What is expected :: Copy out the lines from the one with "List every element" to the one with "40, 672, 86]", keeping every character unchanged.

--- BEGIN Records ---

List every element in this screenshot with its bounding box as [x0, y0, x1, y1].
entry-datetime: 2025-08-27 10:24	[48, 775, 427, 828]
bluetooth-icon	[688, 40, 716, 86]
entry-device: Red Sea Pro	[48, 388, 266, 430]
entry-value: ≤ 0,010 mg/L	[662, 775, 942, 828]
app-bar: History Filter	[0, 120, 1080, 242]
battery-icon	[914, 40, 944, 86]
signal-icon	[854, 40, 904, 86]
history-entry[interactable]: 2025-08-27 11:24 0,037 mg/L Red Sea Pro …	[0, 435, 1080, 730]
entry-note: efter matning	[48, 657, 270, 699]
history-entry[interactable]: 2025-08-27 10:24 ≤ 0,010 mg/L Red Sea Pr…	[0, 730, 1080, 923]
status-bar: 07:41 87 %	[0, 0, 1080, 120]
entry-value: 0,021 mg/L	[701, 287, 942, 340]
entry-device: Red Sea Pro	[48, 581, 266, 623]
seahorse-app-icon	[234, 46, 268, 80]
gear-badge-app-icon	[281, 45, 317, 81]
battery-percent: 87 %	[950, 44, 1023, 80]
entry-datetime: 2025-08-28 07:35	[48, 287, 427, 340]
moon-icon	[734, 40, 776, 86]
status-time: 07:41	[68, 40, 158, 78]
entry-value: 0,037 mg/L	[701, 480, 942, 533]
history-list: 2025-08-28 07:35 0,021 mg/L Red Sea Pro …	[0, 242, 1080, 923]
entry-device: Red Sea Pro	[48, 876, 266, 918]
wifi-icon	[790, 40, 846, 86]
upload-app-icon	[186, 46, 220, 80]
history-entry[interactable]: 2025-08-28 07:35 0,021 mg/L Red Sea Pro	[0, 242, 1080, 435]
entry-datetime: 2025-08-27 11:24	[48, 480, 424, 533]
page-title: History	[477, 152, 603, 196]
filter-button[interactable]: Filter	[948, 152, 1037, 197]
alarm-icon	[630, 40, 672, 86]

--- END Records ---
--- BEGIN Records ---

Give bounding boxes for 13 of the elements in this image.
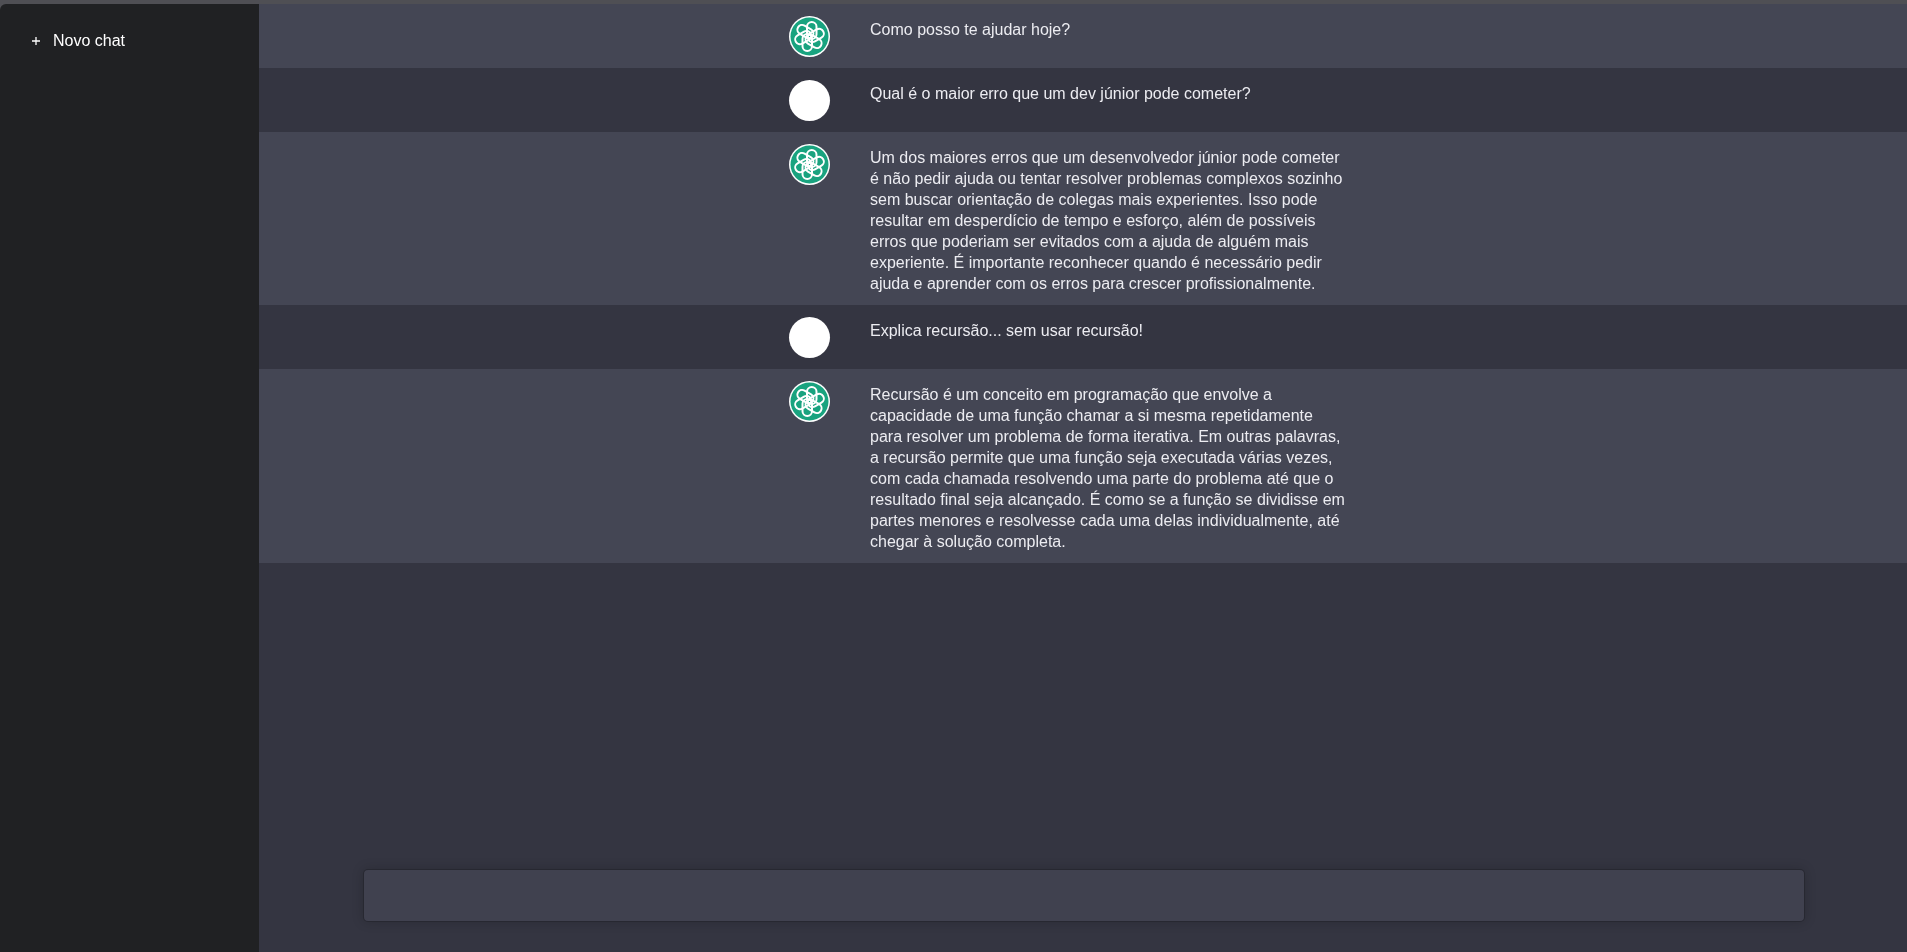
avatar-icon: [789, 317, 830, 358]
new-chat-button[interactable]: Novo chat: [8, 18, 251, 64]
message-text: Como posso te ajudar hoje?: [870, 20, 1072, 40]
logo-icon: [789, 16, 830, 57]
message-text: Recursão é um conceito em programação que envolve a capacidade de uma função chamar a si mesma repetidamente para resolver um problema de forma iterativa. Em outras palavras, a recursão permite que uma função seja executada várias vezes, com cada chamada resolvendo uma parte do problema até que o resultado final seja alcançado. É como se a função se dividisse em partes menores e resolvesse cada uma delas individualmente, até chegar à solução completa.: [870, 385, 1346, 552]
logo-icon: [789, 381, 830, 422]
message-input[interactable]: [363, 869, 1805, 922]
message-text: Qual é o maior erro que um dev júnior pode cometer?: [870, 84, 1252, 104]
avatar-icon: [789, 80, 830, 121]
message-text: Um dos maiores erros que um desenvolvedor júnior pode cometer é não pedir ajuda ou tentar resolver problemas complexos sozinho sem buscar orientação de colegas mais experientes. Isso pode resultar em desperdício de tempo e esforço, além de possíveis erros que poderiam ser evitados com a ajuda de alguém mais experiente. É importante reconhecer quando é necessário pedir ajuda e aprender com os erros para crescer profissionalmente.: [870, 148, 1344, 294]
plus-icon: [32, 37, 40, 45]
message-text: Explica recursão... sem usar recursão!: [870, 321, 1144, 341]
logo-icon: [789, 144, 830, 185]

--- END Records ---
--- BEGIN Records ---

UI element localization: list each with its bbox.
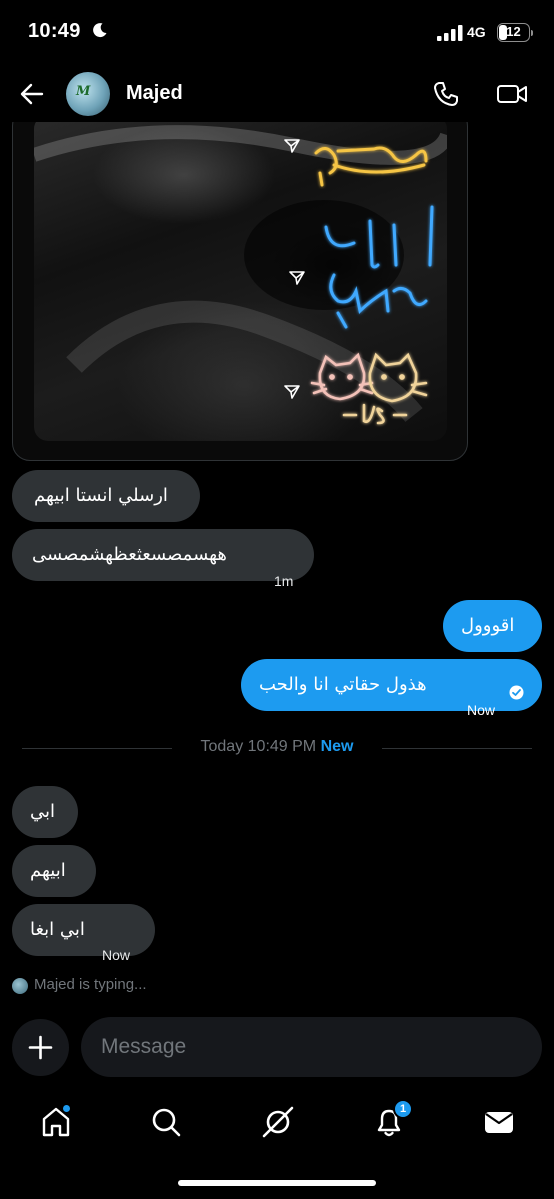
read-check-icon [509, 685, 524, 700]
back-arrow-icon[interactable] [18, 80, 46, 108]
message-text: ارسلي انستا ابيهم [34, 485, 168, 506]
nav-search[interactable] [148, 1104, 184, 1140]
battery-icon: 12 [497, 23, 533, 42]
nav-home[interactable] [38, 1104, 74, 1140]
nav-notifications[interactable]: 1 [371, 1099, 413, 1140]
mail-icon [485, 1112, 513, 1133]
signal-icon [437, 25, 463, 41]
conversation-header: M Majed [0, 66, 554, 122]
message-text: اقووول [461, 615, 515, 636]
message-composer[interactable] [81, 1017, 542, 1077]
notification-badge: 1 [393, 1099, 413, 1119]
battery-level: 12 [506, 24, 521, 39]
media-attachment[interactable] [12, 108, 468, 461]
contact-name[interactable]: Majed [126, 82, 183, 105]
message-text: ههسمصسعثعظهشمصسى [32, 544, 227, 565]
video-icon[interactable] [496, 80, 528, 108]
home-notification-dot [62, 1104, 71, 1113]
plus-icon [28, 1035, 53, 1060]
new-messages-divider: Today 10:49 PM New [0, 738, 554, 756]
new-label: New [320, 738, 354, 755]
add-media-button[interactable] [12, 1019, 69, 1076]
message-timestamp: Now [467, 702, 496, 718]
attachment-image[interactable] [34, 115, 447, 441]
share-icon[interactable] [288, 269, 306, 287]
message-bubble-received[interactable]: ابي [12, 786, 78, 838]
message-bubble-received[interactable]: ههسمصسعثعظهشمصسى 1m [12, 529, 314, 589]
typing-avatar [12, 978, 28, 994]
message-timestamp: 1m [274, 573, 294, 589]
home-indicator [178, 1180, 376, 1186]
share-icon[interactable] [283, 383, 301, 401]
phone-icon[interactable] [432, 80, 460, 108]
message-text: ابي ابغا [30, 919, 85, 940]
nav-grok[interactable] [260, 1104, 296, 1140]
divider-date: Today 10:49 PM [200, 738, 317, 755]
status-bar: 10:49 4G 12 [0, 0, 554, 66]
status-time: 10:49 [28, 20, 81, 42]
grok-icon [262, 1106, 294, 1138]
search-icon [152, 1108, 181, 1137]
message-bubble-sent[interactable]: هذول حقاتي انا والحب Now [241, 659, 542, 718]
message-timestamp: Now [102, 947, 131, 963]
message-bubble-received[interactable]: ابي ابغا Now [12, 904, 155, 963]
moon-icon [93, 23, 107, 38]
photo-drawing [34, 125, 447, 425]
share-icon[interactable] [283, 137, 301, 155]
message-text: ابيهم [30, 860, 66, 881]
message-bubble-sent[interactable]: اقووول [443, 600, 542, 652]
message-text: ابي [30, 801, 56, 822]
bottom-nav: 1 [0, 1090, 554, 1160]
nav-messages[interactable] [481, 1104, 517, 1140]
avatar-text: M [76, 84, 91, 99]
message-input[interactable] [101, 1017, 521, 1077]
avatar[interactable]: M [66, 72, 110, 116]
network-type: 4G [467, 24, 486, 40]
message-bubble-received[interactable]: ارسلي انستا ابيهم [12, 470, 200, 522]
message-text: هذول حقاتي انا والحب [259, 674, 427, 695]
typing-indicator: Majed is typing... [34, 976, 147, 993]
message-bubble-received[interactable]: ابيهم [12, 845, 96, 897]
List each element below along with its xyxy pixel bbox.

--- END Records ---

Exercise answer ::
List every element in this screenshot with its bounding box as [x0, y0, x1, y1].
entry-datetime: 2025-08-27 10:24	[48, 775, 427, 828]
bluetooth-icon	[688, 40, 716, 86]
entry-device: Red Sea Pro	[48, 388, 266, 430]
entry-value: ≤ 0,010 mg/L	[662, 775, 942, 828]
app-bar: History Filter	[0, 120, 1080, 242]
battery-icon	[914, 40, 944, 86]
signal-icon	[854, 40, 904, 86]
history-entry[interactable]: 2025-08-27 11:24 0,037 mg/L Red Sea Pro …	[0, 435, 1080, 730]
entry-note: efter matning	[48, 657, 270, 699]
history-entry[interactable]: 2025-08-27 10:24 ≤ 0,010 mg/L Red Sea Pr…	[0, 730, 1080, 923]
status-bar: 07:41 87 %	[0, 0, 1080, 120]
entry-value: 0,021 mg/L	[701, 287, 942, 340]
entry-device: Red Sea Pro	[48, 581, 266, 623]
seahorse-app-icon	[234, 46, 268, 80]
gear-badge-app-icon	[281, 45, 317, 81]
battery-percent: 87 %	[950, 44, 1023, 80]
entry-datetime: 2025-08-28 07:35	[48, 287, 427, 340]
moon-icon	[734, 40, 776, 86]
status-time: 07:41	[68, 40, 158, 78]
entry-value: 0,037 mg/L	[701, 480, 942, 533]
history-list: 2025-08-28 07:35 0,021 mg/L Red Sea Pro …	[0, 242, 1080, 923]
entry-device: Red Sea Pro	[48, 876, 266, 918]
wifi-icon	[790, 40, 846, 86]
upload-app-icon	[186, 46, 220, 80]
history-entry[interactable]: 2025-08-28 07:35 0,021 mg/L Red Sea Pro	[0, 242, 1080, 435]
entry-datetime: 2025-08-27 11:24	[48, 480, 424, 533]
page-title: History	[477, 152, 603, 196]
filter-button[interactable]: Filter	[948, 152, 1037, 197]
alarm-icon	[630, 40, 672, 86]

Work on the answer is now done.